▼▼▼

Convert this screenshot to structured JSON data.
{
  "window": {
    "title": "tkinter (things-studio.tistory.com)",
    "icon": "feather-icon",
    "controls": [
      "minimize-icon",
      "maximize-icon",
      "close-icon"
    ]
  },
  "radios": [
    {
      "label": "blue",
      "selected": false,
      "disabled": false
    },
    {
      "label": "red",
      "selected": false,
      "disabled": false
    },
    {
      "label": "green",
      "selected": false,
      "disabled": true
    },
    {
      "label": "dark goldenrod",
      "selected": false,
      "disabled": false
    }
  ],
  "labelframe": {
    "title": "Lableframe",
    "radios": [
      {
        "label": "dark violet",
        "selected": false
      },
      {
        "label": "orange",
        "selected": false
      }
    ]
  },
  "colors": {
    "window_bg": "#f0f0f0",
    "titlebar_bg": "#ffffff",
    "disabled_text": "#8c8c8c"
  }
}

▲▲▲
▼▼▼

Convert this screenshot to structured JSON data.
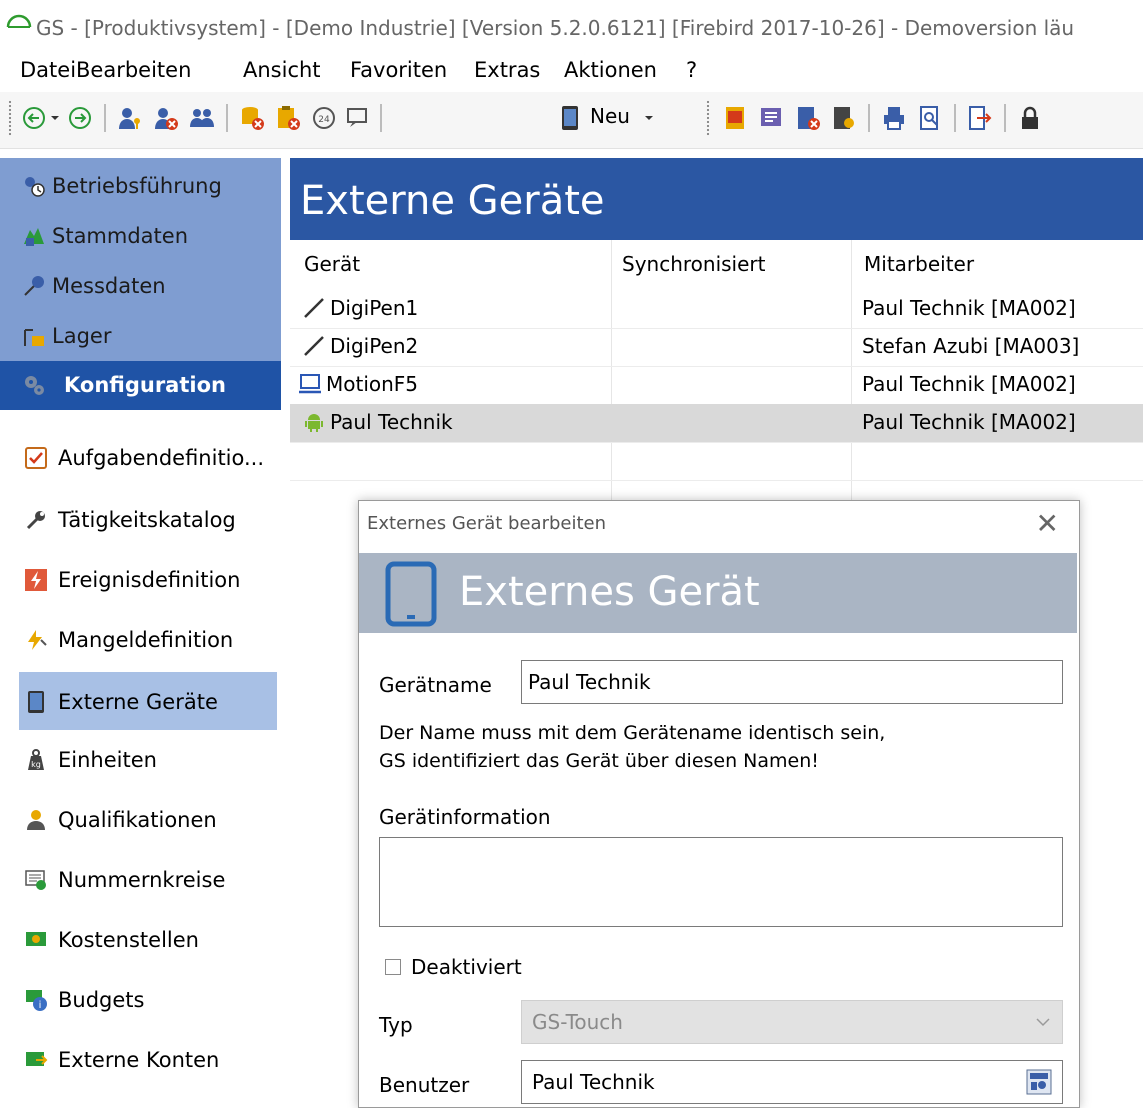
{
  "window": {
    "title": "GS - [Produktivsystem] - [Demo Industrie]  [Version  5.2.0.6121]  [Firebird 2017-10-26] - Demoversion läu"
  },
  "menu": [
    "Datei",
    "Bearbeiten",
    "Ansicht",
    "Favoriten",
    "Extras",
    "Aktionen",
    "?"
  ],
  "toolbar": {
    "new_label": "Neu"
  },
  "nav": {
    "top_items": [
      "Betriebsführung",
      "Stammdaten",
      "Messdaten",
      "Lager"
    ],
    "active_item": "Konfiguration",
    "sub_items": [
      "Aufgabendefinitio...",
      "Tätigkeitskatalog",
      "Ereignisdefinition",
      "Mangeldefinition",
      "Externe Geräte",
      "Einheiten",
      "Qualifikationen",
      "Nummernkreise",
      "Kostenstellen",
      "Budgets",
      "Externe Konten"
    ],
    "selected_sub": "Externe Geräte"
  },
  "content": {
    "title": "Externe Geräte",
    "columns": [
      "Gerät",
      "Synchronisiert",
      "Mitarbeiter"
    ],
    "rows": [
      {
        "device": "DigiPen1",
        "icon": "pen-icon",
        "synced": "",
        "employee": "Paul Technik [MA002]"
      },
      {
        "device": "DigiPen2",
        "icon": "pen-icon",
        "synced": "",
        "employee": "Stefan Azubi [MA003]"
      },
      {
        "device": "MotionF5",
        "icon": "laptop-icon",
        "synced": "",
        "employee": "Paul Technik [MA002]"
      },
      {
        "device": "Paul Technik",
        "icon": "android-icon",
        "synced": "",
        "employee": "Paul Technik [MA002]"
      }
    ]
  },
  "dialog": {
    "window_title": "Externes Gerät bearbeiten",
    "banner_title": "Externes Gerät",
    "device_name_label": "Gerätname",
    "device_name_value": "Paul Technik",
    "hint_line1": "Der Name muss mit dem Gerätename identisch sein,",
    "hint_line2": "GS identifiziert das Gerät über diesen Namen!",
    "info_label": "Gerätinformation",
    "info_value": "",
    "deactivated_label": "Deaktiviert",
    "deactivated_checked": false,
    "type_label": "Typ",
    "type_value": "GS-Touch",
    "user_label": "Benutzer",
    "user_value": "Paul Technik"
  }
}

▲▲▲
▼▼▼

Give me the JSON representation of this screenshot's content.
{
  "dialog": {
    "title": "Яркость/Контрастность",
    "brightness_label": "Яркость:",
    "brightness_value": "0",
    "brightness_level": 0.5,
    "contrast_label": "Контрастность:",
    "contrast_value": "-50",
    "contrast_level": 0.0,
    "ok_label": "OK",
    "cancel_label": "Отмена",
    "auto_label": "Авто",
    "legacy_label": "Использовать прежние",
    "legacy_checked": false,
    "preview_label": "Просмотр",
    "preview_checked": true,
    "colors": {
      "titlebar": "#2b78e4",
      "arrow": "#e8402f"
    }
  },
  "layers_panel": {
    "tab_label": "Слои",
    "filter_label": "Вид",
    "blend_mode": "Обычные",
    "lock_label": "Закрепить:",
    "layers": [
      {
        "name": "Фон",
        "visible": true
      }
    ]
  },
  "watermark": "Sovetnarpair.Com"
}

▲▲▲

What you will do - Check all the records above and select each line where the string "icon" is found.

Written solution -
    "icon": "feather-icon",
      "minimize-icon",
      "maximize-icon",
      "close-icon"
        "icon": "pen-icon",
        "icon": "pen-icon",
        "icon": "laptop-icon",
        "icon": "android-icon",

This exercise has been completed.